**AIM:** In the listing below, identify each line with the word "mais" and return those lines.

**SUPPLIED DATA:**
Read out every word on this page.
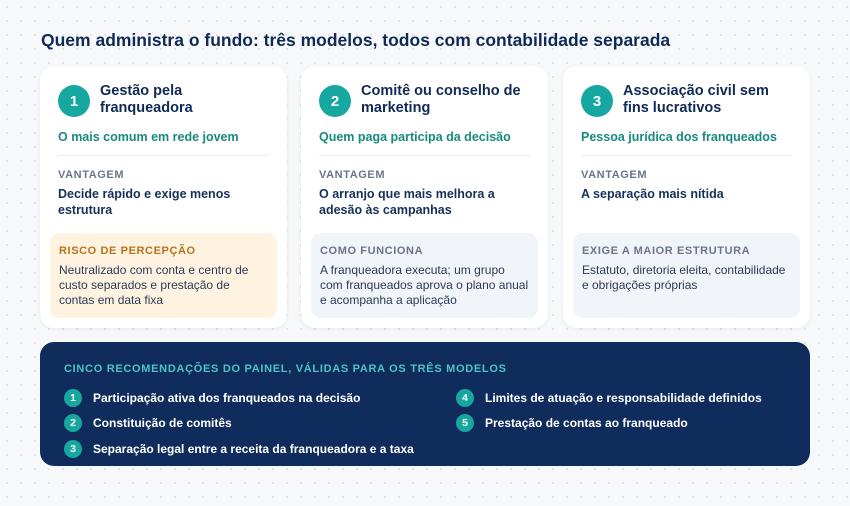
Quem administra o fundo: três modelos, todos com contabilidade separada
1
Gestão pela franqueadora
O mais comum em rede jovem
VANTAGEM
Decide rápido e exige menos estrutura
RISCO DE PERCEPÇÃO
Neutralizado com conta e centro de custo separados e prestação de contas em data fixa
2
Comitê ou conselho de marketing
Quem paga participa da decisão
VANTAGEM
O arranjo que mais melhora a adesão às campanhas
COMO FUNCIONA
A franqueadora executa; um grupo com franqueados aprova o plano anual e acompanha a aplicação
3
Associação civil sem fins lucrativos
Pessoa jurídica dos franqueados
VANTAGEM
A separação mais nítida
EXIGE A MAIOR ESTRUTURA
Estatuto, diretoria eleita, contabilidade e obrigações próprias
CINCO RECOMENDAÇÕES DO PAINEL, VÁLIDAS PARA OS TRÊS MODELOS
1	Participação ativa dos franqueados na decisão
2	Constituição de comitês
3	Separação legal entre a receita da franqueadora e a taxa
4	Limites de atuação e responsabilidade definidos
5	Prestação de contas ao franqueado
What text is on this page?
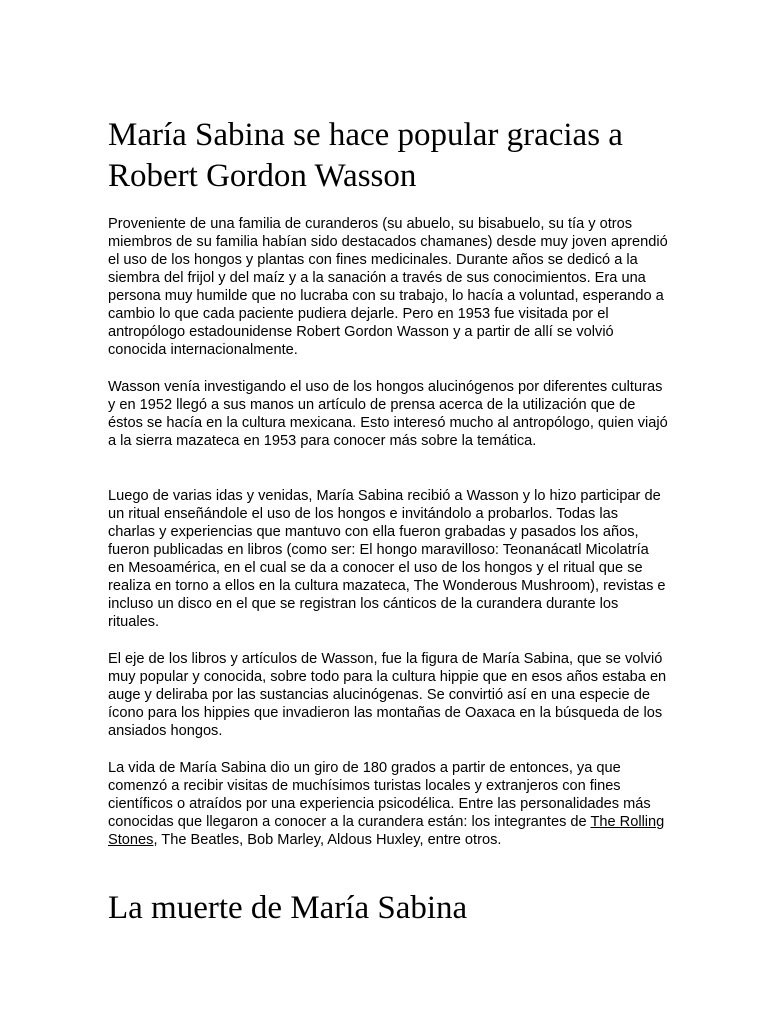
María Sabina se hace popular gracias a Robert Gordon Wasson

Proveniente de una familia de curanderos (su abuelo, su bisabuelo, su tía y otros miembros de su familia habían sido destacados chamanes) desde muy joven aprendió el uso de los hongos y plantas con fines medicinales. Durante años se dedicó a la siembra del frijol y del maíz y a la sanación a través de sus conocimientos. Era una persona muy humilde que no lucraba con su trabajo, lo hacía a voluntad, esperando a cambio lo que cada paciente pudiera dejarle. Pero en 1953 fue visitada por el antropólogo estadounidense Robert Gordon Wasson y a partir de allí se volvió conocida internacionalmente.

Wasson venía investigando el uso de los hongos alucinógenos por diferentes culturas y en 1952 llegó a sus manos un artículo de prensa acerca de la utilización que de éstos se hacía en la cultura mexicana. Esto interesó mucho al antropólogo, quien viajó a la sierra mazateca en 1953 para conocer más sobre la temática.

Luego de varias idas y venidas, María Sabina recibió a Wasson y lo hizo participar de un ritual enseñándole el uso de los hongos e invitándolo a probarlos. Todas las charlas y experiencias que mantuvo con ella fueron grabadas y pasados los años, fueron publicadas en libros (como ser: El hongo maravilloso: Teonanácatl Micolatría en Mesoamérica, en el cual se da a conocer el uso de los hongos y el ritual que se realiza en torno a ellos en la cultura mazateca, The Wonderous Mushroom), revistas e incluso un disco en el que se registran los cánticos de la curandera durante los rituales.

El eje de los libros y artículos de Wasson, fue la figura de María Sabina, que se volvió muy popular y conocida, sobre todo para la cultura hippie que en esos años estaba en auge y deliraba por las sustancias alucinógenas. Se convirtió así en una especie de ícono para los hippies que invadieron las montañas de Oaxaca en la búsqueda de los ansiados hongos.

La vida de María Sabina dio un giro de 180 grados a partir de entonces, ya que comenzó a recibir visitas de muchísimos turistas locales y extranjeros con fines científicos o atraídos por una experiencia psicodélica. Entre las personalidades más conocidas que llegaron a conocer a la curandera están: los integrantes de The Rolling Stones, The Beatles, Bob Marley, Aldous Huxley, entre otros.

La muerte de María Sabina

**RESPONSE:**
O mais comum em rede jovem
O arranjo que mais melhora a adesão às campanhas
A separação mais nítida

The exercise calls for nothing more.